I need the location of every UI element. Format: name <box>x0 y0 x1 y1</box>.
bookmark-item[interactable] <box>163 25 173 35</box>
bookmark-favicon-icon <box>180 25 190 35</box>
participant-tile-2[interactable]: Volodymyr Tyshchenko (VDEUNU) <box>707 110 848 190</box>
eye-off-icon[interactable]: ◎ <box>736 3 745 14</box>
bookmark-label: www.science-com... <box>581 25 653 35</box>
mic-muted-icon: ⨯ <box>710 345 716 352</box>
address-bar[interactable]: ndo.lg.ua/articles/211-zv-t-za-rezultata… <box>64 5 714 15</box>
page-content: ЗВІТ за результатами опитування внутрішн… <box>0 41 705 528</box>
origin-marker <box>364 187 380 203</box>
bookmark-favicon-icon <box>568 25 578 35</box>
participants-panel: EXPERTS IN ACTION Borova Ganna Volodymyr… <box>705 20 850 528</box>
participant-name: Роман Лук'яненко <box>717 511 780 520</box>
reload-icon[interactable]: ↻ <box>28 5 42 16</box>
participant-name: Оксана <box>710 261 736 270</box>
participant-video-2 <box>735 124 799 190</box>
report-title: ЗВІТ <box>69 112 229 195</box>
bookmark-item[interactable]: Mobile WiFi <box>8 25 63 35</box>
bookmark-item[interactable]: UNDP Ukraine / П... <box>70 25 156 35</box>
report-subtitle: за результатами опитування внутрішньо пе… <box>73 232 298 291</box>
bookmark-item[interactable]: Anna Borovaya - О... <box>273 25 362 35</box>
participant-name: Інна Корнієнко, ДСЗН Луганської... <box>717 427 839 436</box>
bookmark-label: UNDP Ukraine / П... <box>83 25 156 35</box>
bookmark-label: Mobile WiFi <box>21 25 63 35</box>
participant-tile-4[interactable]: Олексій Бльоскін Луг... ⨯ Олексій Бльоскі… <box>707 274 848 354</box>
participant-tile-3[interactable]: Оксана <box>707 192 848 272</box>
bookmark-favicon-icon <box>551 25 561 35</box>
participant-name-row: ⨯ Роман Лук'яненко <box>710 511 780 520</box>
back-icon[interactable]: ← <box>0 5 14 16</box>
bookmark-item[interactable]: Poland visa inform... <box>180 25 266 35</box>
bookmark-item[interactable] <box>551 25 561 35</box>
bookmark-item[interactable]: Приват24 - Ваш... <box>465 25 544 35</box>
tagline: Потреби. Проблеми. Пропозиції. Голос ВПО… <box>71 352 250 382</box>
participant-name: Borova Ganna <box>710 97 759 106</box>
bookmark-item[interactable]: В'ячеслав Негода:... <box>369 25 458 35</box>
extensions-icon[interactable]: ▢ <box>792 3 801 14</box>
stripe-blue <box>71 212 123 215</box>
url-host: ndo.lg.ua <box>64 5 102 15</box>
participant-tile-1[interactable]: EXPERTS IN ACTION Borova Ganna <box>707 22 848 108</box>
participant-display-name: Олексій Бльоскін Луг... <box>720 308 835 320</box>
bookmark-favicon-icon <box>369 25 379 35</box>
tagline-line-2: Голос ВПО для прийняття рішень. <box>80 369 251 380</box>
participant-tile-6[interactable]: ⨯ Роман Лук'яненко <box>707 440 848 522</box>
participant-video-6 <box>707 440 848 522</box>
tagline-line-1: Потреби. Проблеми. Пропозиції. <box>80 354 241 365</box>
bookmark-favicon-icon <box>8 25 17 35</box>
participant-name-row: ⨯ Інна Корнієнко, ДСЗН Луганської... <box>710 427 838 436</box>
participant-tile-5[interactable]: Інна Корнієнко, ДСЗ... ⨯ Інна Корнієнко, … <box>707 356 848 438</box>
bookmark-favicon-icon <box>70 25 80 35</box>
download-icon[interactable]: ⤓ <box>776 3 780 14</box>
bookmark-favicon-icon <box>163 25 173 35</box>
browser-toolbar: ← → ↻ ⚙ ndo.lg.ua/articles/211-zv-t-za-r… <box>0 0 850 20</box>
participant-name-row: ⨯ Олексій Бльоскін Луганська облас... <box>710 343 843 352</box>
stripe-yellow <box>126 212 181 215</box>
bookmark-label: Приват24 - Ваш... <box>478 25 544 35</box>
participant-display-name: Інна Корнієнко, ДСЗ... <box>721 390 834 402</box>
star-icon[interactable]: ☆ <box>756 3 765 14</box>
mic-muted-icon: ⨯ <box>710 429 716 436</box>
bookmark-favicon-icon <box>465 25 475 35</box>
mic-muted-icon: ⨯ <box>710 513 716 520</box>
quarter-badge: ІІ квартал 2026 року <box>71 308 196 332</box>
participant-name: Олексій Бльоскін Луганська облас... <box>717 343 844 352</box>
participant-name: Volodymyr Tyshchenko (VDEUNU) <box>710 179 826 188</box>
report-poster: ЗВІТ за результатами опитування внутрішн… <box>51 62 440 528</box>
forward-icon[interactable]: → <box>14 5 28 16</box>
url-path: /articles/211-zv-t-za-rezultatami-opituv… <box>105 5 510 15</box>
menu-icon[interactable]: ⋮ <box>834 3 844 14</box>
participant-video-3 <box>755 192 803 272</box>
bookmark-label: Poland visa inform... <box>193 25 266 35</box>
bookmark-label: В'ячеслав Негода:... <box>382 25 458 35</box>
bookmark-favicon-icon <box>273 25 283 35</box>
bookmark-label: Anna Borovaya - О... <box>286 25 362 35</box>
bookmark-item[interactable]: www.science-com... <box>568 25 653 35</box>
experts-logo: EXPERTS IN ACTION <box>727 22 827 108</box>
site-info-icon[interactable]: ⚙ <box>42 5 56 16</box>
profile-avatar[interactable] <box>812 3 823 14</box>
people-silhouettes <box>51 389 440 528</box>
──────────
--- Description of the task ---
Rewrite every row above with "bookmark-label" changed to "bookmark-text" and nothing else altered.

--- Solution to the exercise ---
I need the location of every UI element. Format: name <box>x0 y0 x1 y1</box>.
bookmark-item[interactable] <box>163 25 173 35</box>
bookmark-favicon-icon <box>180 25 190 35</box>
participant-tile-2[interactable]: Volodymyr Tyshchenko (VDEUNU) <box>707 110 848 190</box>
eye-off-icon[interactable]: ◎ <box>736 3 745 14</box>
bookmark-text: www.science-com... <box>581 25 653 35</box>
mic-muted-icon: ⨯ <box>710 345 716 352</box>
address-bar[interactable]: ndo.lg.ua/articles/211-zv-t-za-rezultata… <box>64 5 714 15</box>
page-content: ЗВІТ за результатами опитування внутрішн… <box>0 41 705 528</box>
origin-marker <box>364 187 380 203</box>
bookmark-favicon-icon <box>568 25 578 35</box>
participants-panel: EXPERTS IN ACTION Borova Ganna Volodymyr… <box>705 20 850 528</box>
participant-name: Роман Лук'яненко <box>717 511 780 520</box>
reload-icon[interactable]: ↻ <box>28 5 42 16</box>
participant-name: Оксана <box>710 261 736 270</box>
participant-video-2 <box>735 124 799 190</box>
report-title: ЗВІТ <box>69 112 229 195</box>
bookmark-item[interactable]: Mobile WiFi <box>8 25 63 35</box>
bookmark-item[interactable]: UNDP Ukraine / П... <box>70 25 156 35</box>
report-subtitle: за результатами опитування внутрішньо пе… <box>73 232 298 291</box>
bookmark-item[interactable]: Anna Borovaya - О... <box>273 25 362 35</box>
participant-name: Інна Корнієнко, ДСЗН Луганської... <box>717 427 839 436</box>
bookmark-text: UNDP Ukraine / П... <box>83 25 156 35</box>
bookmark-text: Mobile WiFi <box>21 25 63 35</box>
participant-tile-4[interactable]: Олексій Бльоскін Луг... ⨯ Олексій Бльоскі… <box>707 274 848 354</box>
participant-tile-3[interactable]: Оксана <box>707 192 848 272</box>
bookmark-favicon-icon <box>551 25 561 35</box>
participant-name-row: ⨯ Роман Лук'яненко <box>710 511 780 520</box>
back-icon[interactable]: ← <box>0 5 14 16</box>
bookmark-item[interactable]: Poland visa inform... <box>180 25 266 35</box>
bookmark-item[interactable] <box>551 25 561 35</box>
bookmark-item[interactable]: Приват24 - Ваш... <box>465 25 544 35</box>
tagline: Потреби. Проблеми. Пропозиції. Голос ВПО… <box>71 352 250 382</box>
participant-name: Borova Ganna <box>710 97 759 106</box>
bookmark-item[interactable]: В'ячеслав Негода:... <box>369 25 458 35</box>
extensions-icon[interactable]: ▢ <box>792 3 801 14</box>
stripe-blue <box>71 212 123 215</box>
url-host: ndo.lg.ua <box>64 5 102 15</box>
participant-tile-1[interactable]: EXPERTS IN ACTION Borova Ganna <box>707 22 848 108</box>
participant-display-name: Олексій Бльоскін Луг... <box>720 308 835 320</box>
bookmark-favicon-icon <box>369 25 379 35</box>
tagline-line-2: Голос ВПО для прийняття рішень. <box>80 369 251 380</box>
participant-tile-6[interactable]: ⨯ Роман Лук'яненко <box>707 440 848 522</box>
participant-video-6 <box>707 440 848 522</box>
tagline-line-1: Потреби. Проблеми. Пропозиції. <box>80 354 241 365</box>
bookmark-favicon-icon <box>8 25 17 35</box>
participant-name-row: ⨯ Інна Корнієнко, ДСЗН Луганської... <box>710 427 838 436</box>
participant-tile-5[interactable]: Інна Корнієнко, ДСЗ... ⨯ Інна Корнієнко, … <box>707 356 848 438</box>
bookmark-favicon-icon <box>70 25 80 35</box>
download-icon[interactable]: ⤓ <box>776 3 780 14</box>
bookmark-favicon-icon <box>163 25 173 35</box>
browser-toolbar: ← → ↻ ⚙ ndo.lg.ua/articles/211-zv-t-za-r… <box>0 0 850 20</box>
participant-name-row: ⨯ Олексій Бльоскін Луганська облас... <box>710 343 843 352</box>
stripe-yellow <box>126 212 181 215</box>
bookmark-text: Приват24 - Ваш... <box>478 25 544 35</box>
participant-display-name: Інна Корнієнко, ДСЗ... <box>721 390 834 402</box>
star-icon[interactable]: ☆ <box>756 3 765 14</box>
mic-muted-icon: ⨯ <box>710 429 716 436</box>
bookmark-favicon-icon <box>465 25 475 35</box>
mic-muted-icon: ⨯ <box>710 513 716 520</box>
quarter-badge: ІІ квартал 2026 року <box>71 308 196 332</box>
participant-name: Олексій Бльоскін Луганська облас... <box>717 343 844 352</box>
participant-name: Volodymyr Tyshchenko (VDEUNU) <box>710 179 826 188</box>
report-poster: ЗВІТ за результатами опитування внутрішн… <box>51 62 440 528</box>
forward-icon[interactable]: → <box>14 5 28 16</box>
url-path: /articles/211-zv-t-za-rezultatami-opituv… <box>105 5 510 15</box>
menu-icon[interactable]: ⋮ <box>834 3 844 14</box>
participant-video-3 <box>755 192 803 272</box>
bookmark-text: Poland visa inform... <box>193 25 266 35</box>
bookmark-text: В'ячеслав Негода:... <box>382 25 458 35</box>
bookmark-favicon-icon <box>273 25 283 35</box>
bookmark-text: Anna Borovaya - О... <box>286 25 362 35</box>
bookmark-item[interactable]: www.science-com... <box>568 25 653 35</box>
experts-logo: EXPERTS IN ACTION <box>727 22 827 108</box>
site-info-icon[interactable]: ⚙ <box>42 5 56 16</box>
profile-avatar[interactable] <box>812 3 823 14</box>
people-silhouettes <box>51 389 440 528</box>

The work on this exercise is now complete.